What is asked
Pull every "Champion" line out of the data below.

Information given
________

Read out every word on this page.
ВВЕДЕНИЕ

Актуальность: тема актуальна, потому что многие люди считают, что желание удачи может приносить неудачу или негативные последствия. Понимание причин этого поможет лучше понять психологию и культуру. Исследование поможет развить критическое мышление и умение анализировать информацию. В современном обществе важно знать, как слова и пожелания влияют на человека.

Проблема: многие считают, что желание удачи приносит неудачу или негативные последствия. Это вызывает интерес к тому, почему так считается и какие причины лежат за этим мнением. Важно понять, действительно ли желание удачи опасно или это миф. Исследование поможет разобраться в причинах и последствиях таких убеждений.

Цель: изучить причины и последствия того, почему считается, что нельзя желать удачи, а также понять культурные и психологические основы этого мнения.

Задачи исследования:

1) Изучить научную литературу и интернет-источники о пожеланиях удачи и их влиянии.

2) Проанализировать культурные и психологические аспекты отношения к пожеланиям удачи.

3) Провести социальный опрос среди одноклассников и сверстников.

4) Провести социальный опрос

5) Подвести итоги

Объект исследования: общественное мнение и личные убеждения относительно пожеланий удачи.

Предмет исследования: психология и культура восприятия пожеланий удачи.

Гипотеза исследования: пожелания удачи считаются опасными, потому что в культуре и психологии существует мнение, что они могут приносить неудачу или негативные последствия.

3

________

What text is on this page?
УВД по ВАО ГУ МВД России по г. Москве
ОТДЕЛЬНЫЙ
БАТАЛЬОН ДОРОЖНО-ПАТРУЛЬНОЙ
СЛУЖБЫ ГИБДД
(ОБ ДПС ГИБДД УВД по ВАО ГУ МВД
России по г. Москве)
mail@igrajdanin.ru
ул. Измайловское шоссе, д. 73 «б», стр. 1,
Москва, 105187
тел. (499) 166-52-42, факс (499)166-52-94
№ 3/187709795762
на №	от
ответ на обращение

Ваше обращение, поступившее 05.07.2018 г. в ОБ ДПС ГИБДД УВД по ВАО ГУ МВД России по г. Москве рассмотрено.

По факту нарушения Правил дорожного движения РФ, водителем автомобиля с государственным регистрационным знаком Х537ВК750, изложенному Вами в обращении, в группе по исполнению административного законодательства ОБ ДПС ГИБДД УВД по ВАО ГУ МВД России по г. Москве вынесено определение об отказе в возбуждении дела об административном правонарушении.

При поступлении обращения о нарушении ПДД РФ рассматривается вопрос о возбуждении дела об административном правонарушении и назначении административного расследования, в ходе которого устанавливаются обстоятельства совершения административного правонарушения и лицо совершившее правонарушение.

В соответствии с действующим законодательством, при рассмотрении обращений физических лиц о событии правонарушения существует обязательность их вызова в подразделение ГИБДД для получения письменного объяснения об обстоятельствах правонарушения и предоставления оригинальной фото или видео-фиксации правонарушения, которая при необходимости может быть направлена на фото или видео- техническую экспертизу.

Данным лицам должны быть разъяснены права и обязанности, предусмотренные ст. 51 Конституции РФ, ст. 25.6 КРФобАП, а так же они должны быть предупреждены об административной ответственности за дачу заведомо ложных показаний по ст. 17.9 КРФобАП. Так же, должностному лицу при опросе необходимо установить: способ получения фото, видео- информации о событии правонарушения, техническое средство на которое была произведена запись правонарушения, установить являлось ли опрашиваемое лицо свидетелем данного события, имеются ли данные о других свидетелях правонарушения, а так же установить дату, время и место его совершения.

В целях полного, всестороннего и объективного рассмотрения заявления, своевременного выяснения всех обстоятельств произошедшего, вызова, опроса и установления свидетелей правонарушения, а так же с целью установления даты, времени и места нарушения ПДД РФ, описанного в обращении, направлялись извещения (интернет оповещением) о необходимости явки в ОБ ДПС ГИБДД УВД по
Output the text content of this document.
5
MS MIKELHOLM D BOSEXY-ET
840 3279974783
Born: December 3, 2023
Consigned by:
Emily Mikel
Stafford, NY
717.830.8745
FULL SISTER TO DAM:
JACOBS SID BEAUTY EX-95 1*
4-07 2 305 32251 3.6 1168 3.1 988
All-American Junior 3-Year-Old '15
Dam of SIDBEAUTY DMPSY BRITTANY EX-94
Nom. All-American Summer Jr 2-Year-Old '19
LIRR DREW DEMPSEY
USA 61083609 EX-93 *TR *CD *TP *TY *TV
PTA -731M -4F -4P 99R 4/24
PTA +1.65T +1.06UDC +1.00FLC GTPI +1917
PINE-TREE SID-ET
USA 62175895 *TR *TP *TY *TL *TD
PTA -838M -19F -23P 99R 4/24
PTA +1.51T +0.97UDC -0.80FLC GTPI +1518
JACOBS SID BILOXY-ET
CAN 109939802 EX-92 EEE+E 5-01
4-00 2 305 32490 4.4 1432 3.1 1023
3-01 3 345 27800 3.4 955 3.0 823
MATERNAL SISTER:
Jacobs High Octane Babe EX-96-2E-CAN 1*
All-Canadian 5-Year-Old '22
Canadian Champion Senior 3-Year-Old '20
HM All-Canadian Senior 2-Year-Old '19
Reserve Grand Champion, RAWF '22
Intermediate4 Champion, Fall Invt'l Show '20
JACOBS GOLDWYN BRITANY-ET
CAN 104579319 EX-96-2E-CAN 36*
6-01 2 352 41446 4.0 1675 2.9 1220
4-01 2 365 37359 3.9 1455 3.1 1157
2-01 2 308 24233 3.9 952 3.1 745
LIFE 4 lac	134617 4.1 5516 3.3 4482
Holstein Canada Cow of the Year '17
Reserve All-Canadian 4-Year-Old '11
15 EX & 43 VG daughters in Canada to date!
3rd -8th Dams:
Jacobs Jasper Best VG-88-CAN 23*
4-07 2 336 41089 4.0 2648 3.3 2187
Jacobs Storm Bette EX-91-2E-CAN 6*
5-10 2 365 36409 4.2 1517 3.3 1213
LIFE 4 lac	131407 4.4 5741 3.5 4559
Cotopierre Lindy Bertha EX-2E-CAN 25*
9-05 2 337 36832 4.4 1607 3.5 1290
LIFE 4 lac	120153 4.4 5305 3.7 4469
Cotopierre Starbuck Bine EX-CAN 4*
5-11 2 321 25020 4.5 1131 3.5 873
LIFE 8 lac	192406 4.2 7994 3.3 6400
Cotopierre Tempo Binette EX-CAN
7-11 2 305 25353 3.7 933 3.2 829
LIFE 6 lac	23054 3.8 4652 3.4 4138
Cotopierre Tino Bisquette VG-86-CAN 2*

________

Result for this exercise
Canadian Champion Senior 3-Year-Old '20
Reserve Grand Champion, RAWF '22
Intermediate4 Champion, Fall Invt'l Show '20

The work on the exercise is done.